##### DOCUMENT SEGMENT

Perennial: A Reintroduction and Guide Through v2 

January 23, 2024

In conclusion

We’ve covered quite a lot of on-chain perpetual protocols, and 90% of the time, they face similar challenges such as high slippage, poor liquidity, slow transaction execution, oracle mismatch, capital inefficiency as well as the complexities of narrowing the user experience gap between centralized exchanges (CEXs) and decentralized alternatives (DEXs), and so forth. 

However, what’s interesting is that the protocol at the center of today’s discourse (Perennial) has already put many of the issues to bed since February 2023 and moved on to a lot more interesting things. If you are tempted to ask what the Perennial approach to solving them (challenges) is, then grab a seat, and let’s give you a quick rundown before we get into the interesting bits.

##########
##### STORED RECORDS

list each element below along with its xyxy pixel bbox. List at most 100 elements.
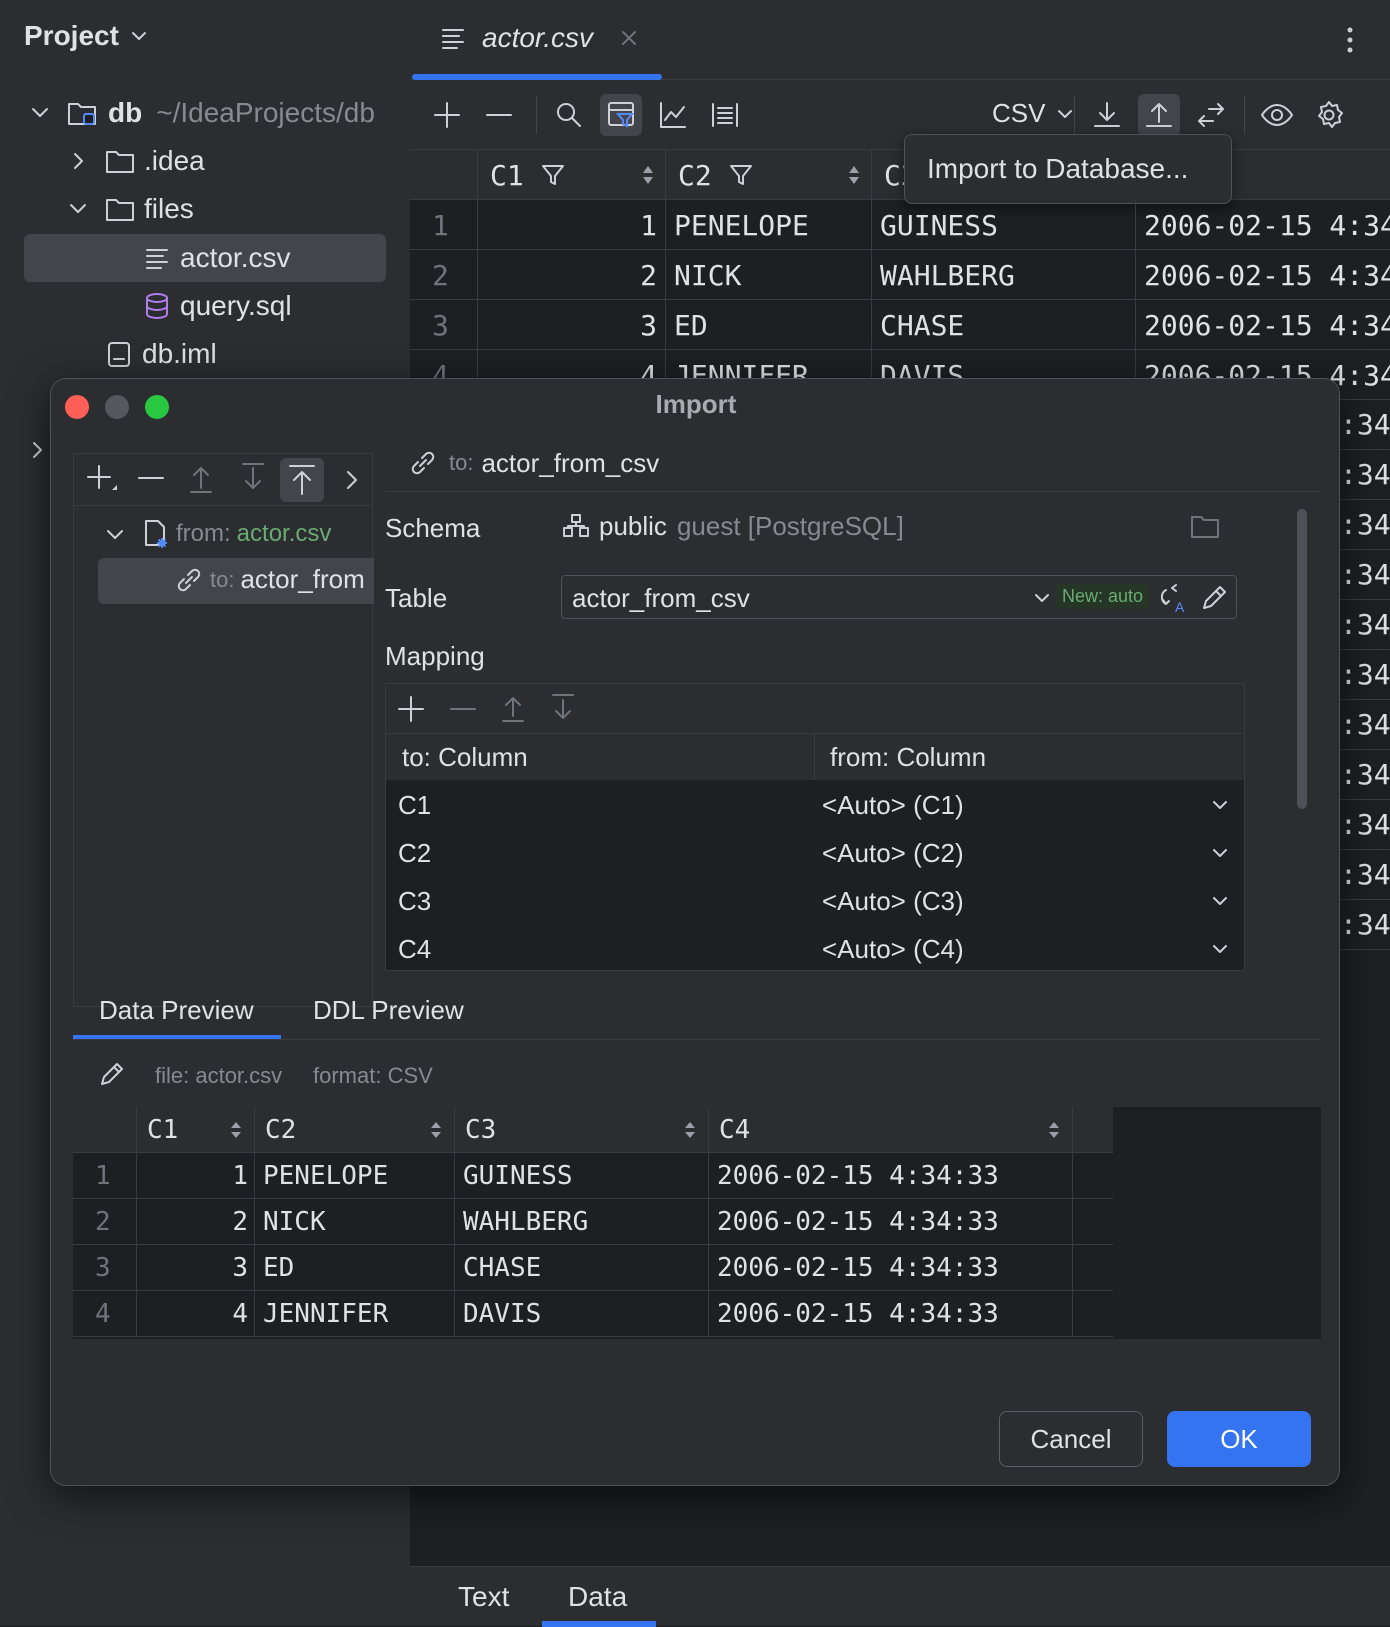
dialog-title: Import xyxy=(655,389,737,419)
tree-toolbar xyxy=(74,454,372,506)
folder-icon[interactable] xyxy=(1189,511,1221,541)
tree-item-label: actor.csv xyxy=(180,242,291,273)
column-header-c1[interactable]: C1 xyxy=(478,150,666,200)
search-button[interactable] xyxy=(548,94,590,136)
tree-item-query-sql[interactable]: query.sql xyxy=(142,283,292,329)
from-column-select[interactable]: <Auto> (C3) xyxy=(822,886,964,917)
tree-item-target[interactable]: to: actor_from xyxy=(174,564,374,595)
csv-file-icon xyxy=(442,29,464,49)
move-up-icon[interactable] xyxy=(498,692,528,726)
form-scrollbar[interactable] xyxy=(1297,509,1307,809)
columns-icon xyxy=(712,103,738,127)
table-row[interactable]: 1 1 PENELOPE GUINESS 2006-02-15 4:34 xyxy=(410,200,1390,250)
preview-column-c3[interactable]: C3 xyxy=(455,1107,709,1153)
tab-data[interactable]: Data xyxy=(568,1581,627,1613)
add-row-button[interactable] xyxy=(426,94,468,136)
table-combobox[interactable]: actor_from_csv New: auto A xyxy=(561,575,1237,619)
minus-icon[interactable] xyxy=(136,462,166,498)
view-button[interactable] xyxy=(1256,94,1298,136)
folder-icon xyxy=(106,199,134,221)
editor-tab-actor-csv[interactable]: actor.csv xyxy=(438,22,641,54)
settings-button[interactable] xyxy=(1308,94,1350,136)
minus-icon[interactable] xyxy=(448,694,478,724)
tree-item-label: query.sql xyxy=(180,290,292,321)
format-dropdown[interactable]: CSV xyxy=(992,98,1075,129)
mapping-toolbar xyxy=(386,684,1244,734)
tree-item-idea[interactable]: .idea xyxy=(66,138,205,184)
sort-icon[interactable] xyxy=(641,164,655,186)
preview-column-c2[interactable]: C2 xyxy=(255,1107,455,1153)
chevron-down-icon[interactable] xyxy=(1210,891,1230,911)
edit-icon[interactable] xyxy=(1198,582,1230,614)
filter-icon[interactable] xyxy=(540,162,566,188)
filter-toggle-button[interactable] xyxy=(600,94,642,136)
table-row[interactable]: 3 3 ED CHASE 2006-02-15 4:34 xyxy=(410,300,1390,350)
delete-row-button[interactable] xyxy=(478,94,520,136)
preview-column-c4[interactable]: C4 xyxy=(709,1107,1073,1153)
move-up-icon[interactable] xyxy=(186,462,216,498)
chevron-down-icon[interactable] xyxy=(1210,843,1230,863)
tab-data-preview[interactable]: Data Preview xyxy=(99,995,254,1026)
transpose-button[interactable] xyxy=(704,94,746,136)
tree-item-files[interactable]: files xyxy=(66,186,194,232)
sort-icon[interactable] xyxy=(430,1120,442,1140)
more-vertical-icon[interactable] xyxy=(1340,24,1360,56)
import-button[interactable] xyxy=(1138,94,1180,136)
download-button[interactable] xyxy=(1086,94,1128,136)
chevron-right-icon[interactable] xyxy=(340,466,364,494)
project-title-dropdown[interactable]: Project xyxy=(24,20,149,52)
mapping-row[interactable]: C4 <Auto> (C4) xyxy=(386,924,1244,970)
mapping-row[interactable]: C2 <Auto> (C2) xyxy=(386,828,1244,878)
sort-icon[interactable] xyxy=(684,1120,696,1140)
sort-icon[interactable] xyxy=(230,1120,242,1140)
data-toolbar: CSV xyxy=(410,80,1390,150)
table-row[interactable]: 2 2 NICK WAHLBERG 2006-02-15 4:34 xyxy=(410,250,1390,300)
ok-button[interactable]: OK xyxy=(1167,1411,1311,1467)
chevron-right-icon[interactable] xyxy=(28,438,48,462)
tree-item-db-iml[interactable]: db.iml xyxy=(104,331,217,377)
chevron-down-icon[interactable] xyxy=(1210,795,1230,815)
chevron-down-icon[interactable] xyxy=(1210,939,1230,959)
chart-button[interactable] xyxy=(652,94,694,136)
mapping-row[interactable]: C1 <Auto> (C1) xyxy=(386,780,1244,830)
link-icon xyxy=(177,568,201,591)
edit-icon[interactable] xyxy=(97,1059,127,1089)
from-column-select[interactable]: <Auto> (C2) xyxy=(822,838,964,869)
sort-icon[interactable] xyxy=(847,164,861,186)
module-file-icon xyxy=(108,342,130,367)
sort-icon[interactable] xyxy=(1048,1120,1060,1140)
chevron-down-icon[interactable] xyxy=(1032,588,1052,608)
move-down-icon[interactable] xyxy=(548,692,578,726)
schema-value[interactable]: public guest [PostgreSQL] xyxy=(561,511,904,542)
add-icon[interactable] xyxy=(84,462,120,498)
from-column-select[interactable]: <Auto> (C1) xyxy=(822,790,964,821)
tree-item-actor-csv[interactable]: actor.csv xyxy=(142,235,290,281)
editor-tab-bar: actor.csv xyxy=(410,0,1390,80)
table-input[interactable]: actor_from_csv xyxy=(572,583,750,614)
schema-icon xyxy=(563,513,589,537)
cancel-button[interactable]: Cancel xyxy=(999,1411,1143,1467)
mapping-row[interactable]: C3 <Auto> (C3) xyxy=(386,876,1244,926)
compare-button[interactable] xyxy=(1190,94,1232,136)
target-header: to: actor_from_csv xyxy=(407,447,659,479)
preview-column-c1[interactable]: C1 xyxy=(137,1107,255,1153)
tree-item-source[interactable]: from: actor.csv xyxy=(104,518,331,550)
move-down-icon[interactable] xyxy=(238,462,268,498)
move-top-button[interactable] xyxy=(280,458,324,502)
filter-table-icon xyxy=(608,102,635,128)
preview-header: C1 C2 C3 C4 xyxy=(73,1107,1113,1153)
tab-text[interactable]: Text xyxy=(458,1581,509,1613)
tab-ddl-preview[interactable]: DDL Preview xyxy=(313,995,464,1026)
upload-icon xyxy=(1146,103,1172,127)
chart-icon xyxy=(660,102,686,128)
tree-item-db[interactable]: db ~/IdeaProjects/db xyxy=(28,90,375,136)
filter-icon[interactable] xyxy=(728,162,754,188)
close-icon[interactable] xyxy=(617,26,641,50)
column-header-c2[interactable]: C2 xyxy=(666,150,872,200)
chevron-down-icon xyxy=(70,204,86,213)
table-label: Table xyxy=(385,583,448,613)
plus-icon[interactable] xyxy=(396,694,426,724)
case-refresh-icon[interactable]: A xyxy=(1158,582,1190,614)
from-column-select[interactable]: <Auto> (C4) xyxy=(822,934,964,965)
eye-icon xyxy=(1261,104,1293,126)
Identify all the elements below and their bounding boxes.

##########

> _OBJECTIVE 1_:
Print the part of the Perennial article starting at "In conclusion" and ending at "the interesting bits.".
> _OBJECTIVE 2_:
Answer these questions about the Perennial article:
(a) What date does the article carry?
(b) Since when has Perennial put many of the common issues to bed?
(c) How often, by the article's figure, do on-chain perpetual protocols face similar challenges?
> _OBJECTIVE 3_:
Pick up the Perennial article from its last sentence and keep writing.
The entries have nothing to do with the Perennial article.

> _EXERCISE ANSWER 1_:
In conclusion

We’ve covered quite a lot of on-chain perpetual protocols, and 90% of the time, they face similar challenges such as high slippage, poor liquidity, slow transaction execution, oracle mismatch, capital inefficiency as well as the complexities of narrowing the user experience gap between centralized exchanges (CEXs) and decentralized alternatives (DEXs), and so forth. 

However, what’s interesting is that the protocol at the center of today’s discourse (Perennial) has already put many of the issues to bed since February 2023 and moved on to a lot more interesting things. If you are tempted to ask what the Perennial approach to solving them (challenges) is, then grab a seat, and let’s give you a quick rundown before we get into the interesting bits.

> _EXERCISE ANSWER 2_:
(a) January 23, 2024
(b) February 2023
(c) 90% of the time

> _EXERCISE ANSWER 3_:
Perennial as a perpetual primitive redesigned for DeFi:

Before looking into what should have our attention in Perennial, it’s important to state that the first version of the protocol achieved some incredible feats. The protocol quickly saw meaningful attention and volume, crossing over a billion dollars in volume in just 3 months, receiving third-party integrations from the likes of Siren; an options protocol, Cryptex finance, and Liqui, and attracting investment from some of the top funds in the space, including Polychain, Variant, and Archetype 

This goes to show that Perennial’s approach to On-chain derivatives is one to explore and not just shove aside. Perennial adopts a ground-up approach to building a decentralized derivatives protocol, which prioritizes first principles.

The best way to look at Perennial isn’t just oracle-based perps protocol —  but also as a modular infrastructure for derivative markets and a liquidity layer. Perennial is built with a hyperefficient core and multiple layers built on top as extensions and higher-level protocols, thereby allowing for use beyond taking opposing positions (long, short, exotic) in the markets. 

Long story short, this isn’t your typical Perp deriv protocol. It’s useful to traders, liquidity providers, and developers wishing to create innovative protocols on top of a thoughtfully designed infrastructure.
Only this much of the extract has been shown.